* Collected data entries
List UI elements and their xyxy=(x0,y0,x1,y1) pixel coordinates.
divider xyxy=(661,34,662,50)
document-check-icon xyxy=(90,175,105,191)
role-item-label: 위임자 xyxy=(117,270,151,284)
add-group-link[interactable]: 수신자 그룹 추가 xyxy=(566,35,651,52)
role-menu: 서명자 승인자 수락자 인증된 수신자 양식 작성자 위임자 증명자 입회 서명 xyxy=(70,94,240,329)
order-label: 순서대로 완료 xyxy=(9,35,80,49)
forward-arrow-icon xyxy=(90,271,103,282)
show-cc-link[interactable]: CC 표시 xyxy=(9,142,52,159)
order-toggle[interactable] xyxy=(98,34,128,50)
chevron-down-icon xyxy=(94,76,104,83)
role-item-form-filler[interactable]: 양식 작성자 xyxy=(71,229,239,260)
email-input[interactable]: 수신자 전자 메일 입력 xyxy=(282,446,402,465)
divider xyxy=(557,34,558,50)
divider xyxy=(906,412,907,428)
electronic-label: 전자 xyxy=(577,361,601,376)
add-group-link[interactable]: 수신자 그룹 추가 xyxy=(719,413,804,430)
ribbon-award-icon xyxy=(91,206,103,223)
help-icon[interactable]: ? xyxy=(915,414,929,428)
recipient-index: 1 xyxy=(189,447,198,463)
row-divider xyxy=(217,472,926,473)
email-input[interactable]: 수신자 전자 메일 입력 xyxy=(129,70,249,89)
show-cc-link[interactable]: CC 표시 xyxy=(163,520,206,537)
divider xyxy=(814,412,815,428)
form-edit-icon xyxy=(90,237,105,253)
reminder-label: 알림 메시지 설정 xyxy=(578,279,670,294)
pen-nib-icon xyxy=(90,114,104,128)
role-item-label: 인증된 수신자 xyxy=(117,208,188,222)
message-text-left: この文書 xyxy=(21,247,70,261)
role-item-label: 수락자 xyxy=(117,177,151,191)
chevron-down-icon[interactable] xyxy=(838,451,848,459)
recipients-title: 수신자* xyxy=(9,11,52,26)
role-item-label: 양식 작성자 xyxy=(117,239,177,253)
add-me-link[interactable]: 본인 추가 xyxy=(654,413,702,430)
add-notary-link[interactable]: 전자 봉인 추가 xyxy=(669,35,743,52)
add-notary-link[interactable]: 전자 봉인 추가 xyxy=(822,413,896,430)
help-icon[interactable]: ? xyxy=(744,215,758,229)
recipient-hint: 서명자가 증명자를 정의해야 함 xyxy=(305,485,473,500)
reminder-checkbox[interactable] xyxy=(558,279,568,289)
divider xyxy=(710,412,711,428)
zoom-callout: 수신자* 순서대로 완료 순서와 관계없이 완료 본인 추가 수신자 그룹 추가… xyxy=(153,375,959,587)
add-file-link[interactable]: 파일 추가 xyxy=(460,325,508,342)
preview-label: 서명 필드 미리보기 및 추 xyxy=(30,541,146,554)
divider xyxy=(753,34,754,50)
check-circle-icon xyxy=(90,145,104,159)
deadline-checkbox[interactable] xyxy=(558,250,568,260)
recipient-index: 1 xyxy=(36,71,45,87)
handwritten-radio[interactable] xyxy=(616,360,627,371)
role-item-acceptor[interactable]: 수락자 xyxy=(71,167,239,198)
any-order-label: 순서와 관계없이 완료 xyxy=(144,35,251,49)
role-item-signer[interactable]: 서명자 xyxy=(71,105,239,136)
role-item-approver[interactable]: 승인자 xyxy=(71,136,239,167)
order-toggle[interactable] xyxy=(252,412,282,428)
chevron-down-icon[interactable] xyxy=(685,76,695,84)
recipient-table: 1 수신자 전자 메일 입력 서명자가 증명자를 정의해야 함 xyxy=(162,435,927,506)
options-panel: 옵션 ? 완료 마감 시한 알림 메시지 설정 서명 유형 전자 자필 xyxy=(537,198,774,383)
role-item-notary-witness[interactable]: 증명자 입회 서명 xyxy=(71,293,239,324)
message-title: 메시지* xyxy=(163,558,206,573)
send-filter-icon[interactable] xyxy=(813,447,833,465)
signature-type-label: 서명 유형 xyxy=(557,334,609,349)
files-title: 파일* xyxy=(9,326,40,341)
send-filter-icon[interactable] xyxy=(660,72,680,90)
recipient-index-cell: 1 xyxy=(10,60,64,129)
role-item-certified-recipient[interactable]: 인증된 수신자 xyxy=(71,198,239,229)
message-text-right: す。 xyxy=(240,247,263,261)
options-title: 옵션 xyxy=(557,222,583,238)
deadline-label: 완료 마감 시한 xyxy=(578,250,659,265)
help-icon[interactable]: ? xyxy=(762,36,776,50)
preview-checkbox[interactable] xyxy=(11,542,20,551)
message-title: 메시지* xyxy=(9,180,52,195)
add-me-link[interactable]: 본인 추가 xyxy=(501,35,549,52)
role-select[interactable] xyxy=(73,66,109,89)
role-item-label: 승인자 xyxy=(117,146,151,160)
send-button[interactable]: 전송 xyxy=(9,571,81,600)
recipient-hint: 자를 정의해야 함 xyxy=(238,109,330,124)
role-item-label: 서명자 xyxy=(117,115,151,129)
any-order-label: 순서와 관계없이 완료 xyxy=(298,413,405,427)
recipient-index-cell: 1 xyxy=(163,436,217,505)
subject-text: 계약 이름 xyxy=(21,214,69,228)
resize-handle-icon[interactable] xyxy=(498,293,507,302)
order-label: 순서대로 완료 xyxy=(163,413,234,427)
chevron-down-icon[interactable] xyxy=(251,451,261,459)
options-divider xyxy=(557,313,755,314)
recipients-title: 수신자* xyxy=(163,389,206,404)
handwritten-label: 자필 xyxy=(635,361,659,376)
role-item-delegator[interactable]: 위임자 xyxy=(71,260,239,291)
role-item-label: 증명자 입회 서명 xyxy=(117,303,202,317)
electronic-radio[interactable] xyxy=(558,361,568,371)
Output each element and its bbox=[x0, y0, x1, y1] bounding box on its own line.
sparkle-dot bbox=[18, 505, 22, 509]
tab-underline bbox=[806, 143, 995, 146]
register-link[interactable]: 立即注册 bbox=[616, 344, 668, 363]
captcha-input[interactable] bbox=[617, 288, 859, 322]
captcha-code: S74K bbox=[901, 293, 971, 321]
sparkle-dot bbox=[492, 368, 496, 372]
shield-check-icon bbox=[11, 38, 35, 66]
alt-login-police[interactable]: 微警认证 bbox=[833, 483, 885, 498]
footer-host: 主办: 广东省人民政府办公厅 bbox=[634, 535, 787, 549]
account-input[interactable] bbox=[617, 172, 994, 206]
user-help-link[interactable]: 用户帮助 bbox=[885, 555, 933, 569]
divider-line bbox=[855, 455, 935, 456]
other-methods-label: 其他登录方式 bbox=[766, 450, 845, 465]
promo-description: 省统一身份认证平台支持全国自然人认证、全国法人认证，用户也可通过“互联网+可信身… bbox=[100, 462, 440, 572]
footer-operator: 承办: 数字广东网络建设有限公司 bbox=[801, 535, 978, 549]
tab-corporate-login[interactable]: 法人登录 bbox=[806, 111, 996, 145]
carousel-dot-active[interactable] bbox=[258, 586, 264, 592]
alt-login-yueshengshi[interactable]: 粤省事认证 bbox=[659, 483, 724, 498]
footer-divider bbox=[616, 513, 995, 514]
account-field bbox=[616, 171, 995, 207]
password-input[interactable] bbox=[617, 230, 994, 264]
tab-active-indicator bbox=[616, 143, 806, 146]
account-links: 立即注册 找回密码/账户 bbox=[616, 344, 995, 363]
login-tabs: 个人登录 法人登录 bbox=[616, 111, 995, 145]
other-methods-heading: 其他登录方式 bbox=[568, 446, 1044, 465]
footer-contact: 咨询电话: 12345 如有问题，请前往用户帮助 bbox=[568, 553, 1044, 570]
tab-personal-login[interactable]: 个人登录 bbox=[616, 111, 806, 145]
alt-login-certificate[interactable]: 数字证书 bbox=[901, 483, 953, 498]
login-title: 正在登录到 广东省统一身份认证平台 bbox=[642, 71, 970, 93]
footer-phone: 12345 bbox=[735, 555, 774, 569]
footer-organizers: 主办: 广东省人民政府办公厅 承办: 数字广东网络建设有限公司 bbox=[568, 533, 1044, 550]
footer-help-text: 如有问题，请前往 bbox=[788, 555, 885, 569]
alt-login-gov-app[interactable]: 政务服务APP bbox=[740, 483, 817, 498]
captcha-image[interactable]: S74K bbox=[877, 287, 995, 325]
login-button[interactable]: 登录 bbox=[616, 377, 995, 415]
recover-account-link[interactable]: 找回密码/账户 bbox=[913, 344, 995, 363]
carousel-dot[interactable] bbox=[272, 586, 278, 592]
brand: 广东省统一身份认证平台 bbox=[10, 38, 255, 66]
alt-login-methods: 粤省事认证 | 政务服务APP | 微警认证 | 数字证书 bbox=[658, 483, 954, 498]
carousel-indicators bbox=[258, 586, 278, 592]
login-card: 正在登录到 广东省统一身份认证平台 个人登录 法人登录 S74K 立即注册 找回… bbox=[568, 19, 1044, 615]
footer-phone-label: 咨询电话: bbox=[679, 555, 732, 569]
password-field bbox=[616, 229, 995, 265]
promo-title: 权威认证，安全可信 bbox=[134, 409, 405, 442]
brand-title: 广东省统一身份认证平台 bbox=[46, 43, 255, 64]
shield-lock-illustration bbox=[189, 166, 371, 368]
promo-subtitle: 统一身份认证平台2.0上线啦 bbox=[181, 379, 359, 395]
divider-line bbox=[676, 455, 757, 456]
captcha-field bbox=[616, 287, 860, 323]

* Problem requirements
Edit the stretch from the start of the entries through the line containing "show-cc-link[interactable]: CC 표시 xyxy=(9,142,52,159)", replacing "divider" with "separator" and leaving everything else unchanged. Return only those lines.

* The answer
List UI elements and their xyxy=(x0,y0,x1,y1) pixel coordinates.
separator xyxy=(661,34,662,50)
document-check-icon xyxy=(90,175,105,191)
role-item-label: 위임자 xyxy=(117,270,151,284)
add-group-link[interactable]: 수신자 그룹 추가 xyxy=(566,35,651,52)
role-menu: 서명자 승인자 수락자 인증된 수신자 양식 작성자 위임자 증명자 입회 서명 xyxy=(70,94,240,329)
order-label: 순서대로 완료 xyxy=(9,35,80,49)
forward-arrow-icon xyxy=(90,271,103,282)
show-cc-link[interactable]: CC 표시 xyxy=(9,142,52,159)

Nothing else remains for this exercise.